— start of MATERIAL FOR THIS TASK —

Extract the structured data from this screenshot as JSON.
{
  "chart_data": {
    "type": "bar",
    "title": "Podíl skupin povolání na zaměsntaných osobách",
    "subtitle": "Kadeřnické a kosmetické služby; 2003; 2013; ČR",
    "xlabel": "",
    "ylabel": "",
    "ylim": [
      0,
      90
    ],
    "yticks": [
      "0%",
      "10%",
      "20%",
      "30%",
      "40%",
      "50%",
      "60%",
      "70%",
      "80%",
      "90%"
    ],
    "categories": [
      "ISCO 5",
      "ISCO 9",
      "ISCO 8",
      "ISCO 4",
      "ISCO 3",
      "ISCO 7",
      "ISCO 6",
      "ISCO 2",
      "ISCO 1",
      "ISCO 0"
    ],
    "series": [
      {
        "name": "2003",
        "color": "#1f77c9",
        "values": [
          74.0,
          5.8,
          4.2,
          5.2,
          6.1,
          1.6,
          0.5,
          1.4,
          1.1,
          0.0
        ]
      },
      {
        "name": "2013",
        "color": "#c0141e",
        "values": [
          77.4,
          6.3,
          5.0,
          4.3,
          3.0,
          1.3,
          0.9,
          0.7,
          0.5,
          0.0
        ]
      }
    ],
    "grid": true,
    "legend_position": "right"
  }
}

— end of MATERIAL FOR THIS TASK —
— start of MATERIAL FOR THIS TASK —

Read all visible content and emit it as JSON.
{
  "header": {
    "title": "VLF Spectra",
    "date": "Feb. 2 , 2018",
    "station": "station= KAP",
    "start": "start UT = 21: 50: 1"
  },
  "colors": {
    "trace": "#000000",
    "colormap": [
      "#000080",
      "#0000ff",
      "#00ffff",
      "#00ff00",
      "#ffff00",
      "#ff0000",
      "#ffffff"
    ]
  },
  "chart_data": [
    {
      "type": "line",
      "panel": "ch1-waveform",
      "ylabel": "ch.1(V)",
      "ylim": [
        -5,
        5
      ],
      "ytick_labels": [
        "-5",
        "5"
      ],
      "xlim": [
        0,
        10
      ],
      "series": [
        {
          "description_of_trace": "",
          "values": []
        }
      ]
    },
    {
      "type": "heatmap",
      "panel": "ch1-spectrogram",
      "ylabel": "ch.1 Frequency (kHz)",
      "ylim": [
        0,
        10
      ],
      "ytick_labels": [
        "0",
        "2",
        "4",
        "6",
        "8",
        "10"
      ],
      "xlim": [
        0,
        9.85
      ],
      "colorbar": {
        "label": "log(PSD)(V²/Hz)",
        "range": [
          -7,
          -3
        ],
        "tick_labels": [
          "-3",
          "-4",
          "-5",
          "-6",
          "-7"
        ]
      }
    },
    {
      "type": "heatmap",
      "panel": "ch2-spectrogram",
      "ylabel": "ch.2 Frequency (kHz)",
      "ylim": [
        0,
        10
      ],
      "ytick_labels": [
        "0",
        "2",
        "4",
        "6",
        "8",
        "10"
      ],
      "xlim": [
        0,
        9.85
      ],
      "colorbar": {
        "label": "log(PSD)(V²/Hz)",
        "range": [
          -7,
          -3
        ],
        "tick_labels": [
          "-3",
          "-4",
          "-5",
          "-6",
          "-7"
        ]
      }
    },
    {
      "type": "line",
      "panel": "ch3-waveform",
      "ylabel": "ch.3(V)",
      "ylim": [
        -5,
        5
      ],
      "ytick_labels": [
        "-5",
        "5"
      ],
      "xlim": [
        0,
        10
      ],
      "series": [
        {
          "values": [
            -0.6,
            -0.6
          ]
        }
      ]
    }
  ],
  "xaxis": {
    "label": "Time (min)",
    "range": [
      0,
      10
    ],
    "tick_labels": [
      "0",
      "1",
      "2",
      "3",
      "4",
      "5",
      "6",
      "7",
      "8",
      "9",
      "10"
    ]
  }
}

— end of MATERIAL FOR THIS TASK —

BRIEF
Lines that hold the word "waveform" are the ones to return, every one of them.

PROBLEM SOLUTION
      "panel": "ch1-waveform",
      "panel": "ch3-waveform",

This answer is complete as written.